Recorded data
[start]
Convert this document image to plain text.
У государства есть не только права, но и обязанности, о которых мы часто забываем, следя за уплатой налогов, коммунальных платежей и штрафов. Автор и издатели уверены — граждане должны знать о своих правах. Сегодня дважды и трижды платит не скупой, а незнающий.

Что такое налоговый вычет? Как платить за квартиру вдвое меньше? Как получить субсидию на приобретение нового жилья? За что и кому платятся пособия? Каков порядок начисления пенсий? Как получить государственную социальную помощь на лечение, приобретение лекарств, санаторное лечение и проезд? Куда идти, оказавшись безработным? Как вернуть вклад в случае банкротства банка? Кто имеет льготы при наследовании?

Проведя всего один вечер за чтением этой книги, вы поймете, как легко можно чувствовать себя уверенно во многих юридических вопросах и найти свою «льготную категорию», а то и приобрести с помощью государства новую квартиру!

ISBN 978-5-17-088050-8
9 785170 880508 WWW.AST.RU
[end]
__The task__. Go through the listing above and return every line where the word "государства" occurs.

__Problem solution__.
У государства есть не только права, но и обязанности, о которых мы часто забываем, следя за уплатой налогов, коммунальных платежей и штрафов. Автор и издатели уверены — граждане должны знать о своих правах. Сегодня дважды и трижды платит не скупой, а незнающий.
Проведя всего один вечер за чтением этой книги, вы поймете, как легко можно чувствовать себя уверенно во многих юридических вопросах и найти свою «льготную категорию», а то и приобрести с помощью государства новую квартиру!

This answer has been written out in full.